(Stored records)
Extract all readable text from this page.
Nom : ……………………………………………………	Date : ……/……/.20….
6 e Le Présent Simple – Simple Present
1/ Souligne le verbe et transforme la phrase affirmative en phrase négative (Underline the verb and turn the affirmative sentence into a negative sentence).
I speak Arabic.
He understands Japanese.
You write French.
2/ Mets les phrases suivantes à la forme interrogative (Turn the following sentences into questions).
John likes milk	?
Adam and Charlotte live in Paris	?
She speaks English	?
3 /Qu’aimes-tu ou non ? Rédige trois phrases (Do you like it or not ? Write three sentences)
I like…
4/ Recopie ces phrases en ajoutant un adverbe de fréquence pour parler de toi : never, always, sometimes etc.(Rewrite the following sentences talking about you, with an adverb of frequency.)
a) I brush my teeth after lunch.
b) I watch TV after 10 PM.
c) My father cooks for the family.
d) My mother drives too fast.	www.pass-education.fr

- [Exercise description]: Return the material in full, exactly as shown.

- [Task result]:
Extract all readable text from this page.
Nom : ……………………………………………………	Date : ……/……/.20….
6 e Le Présent Simple – Simple Present
1/ Souligne le verbe et transforme la phrase affirmative en phrase négative (Underline the verb and turn the affirmative sentence into a negative sentence).
I speak Arabic.
He understands Japanese.
You write French.
2/ Mets les phrases suivantes à la forme interrogative (Turn the following sentences into questions).
John likes milk	?
Adam and Charlotte live in Paris	?
She speaks English	?
3 /Qu’aimes-tu ou non ? Rédige trois phrases (Do you like it or not ? Write three sentences)
I like…
4/ Recopie ces phrases en ajoutant un adverbe de fréquence pour parler de toi : never, always, sometimes etc.(Rewrite the following sentences talking about you, with an adverb of frequency.)
a) I brush my teeth after lunch.
b) I watch TV after 10 PM.
c) My father cooks for the family.
d) My mother drives too fast.	www.pass-education.fr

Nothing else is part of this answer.